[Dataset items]
════════════════

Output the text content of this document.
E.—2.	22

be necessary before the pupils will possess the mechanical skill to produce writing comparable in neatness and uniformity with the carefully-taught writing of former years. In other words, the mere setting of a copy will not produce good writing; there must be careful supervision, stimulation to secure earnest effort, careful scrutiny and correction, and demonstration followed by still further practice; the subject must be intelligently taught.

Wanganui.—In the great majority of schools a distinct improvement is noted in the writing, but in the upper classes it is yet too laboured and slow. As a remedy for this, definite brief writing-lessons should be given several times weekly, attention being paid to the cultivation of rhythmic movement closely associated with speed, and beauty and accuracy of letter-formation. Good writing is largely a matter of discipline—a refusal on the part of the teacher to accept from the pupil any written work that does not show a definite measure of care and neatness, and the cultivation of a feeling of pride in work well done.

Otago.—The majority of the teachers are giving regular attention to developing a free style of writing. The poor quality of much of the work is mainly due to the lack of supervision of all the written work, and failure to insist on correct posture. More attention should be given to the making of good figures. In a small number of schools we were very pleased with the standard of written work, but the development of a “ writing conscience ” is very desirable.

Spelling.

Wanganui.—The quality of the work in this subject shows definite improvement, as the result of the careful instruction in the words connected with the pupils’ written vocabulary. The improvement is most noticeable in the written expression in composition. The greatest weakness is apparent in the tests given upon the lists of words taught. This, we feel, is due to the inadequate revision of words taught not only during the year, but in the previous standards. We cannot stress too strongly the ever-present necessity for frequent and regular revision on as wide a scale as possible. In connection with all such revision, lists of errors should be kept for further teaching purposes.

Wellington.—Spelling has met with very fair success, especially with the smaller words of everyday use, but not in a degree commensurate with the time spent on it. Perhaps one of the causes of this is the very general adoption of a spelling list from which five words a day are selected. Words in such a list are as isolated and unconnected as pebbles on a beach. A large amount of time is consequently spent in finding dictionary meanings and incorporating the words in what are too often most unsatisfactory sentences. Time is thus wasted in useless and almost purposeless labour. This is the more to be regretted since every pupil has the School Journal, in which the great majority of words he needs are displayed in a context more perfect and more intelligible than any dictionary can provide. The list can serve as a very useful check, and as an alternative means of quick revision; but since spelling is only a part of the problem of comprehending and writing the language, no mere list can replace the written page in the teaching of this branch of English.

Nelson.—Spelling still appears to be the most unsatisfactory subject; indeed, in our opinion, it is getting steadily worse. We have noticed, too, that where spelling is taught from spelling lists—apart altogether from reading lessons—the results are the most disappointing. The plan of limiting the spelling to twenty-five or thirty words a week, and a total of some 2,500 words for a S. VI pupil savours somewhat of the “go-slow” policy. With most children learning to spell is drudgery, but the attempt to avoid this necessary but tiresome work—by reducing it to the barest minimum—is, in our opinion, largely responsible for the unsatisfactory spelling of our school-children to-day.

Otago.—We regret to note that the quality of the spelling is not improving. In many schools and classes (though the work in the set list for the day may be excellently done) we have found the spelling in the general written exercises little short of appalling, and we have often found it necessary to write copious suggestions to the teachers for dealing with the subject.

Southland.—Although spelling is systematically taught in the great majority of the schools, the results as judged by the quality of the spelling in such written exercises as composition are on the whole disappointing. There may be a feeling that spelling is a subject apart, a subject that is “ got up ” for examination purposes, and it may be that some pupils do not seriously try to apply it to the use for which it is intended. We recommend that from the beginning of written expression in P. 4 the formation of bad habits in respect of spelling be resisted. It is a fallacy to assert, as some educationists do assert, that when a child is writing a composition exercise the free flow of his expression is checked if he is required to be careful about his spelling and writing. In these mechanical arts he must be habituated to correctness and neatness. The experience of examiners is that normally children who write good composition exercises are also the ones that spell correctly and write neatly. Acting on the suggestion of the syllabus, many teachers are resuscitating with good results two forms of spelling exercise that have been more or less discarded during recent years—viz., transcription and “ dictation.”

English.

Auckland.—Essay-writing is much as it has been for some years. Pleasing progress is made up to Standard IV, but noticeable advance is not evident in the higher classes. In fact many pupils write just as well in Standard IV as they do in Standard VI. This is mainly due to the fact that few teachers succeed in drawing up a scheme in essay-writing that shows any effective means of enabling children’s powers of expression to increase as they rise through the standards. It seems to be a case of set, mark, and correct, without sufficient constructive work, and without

════════════════

WRITTEN INSTRUCTION –
Extract each line from the entries above that contains the string "Otago".

THE OUTPUT –
Otago.—The majority of the teachers are giving regular attention to developing a free style of writing. The poor quality of much of the work is mainly due to the lack of supervision of all the written work, and failure to insist on correct posture. More attention should be given to the making of good figures. In a small number of schools we were very pleased with the standard of written work, but the development of a “ writing conscience ” is very desirable.
Otago.—We regret to note that the quality of the spelling is not improving. In many schools and classes (though the work in the set list for the day may be excellently done) we have found the spelling in the general written exercises little short of appalling, and we have often found it necessary to write copious suggestions to the teachers for dealing with the subject.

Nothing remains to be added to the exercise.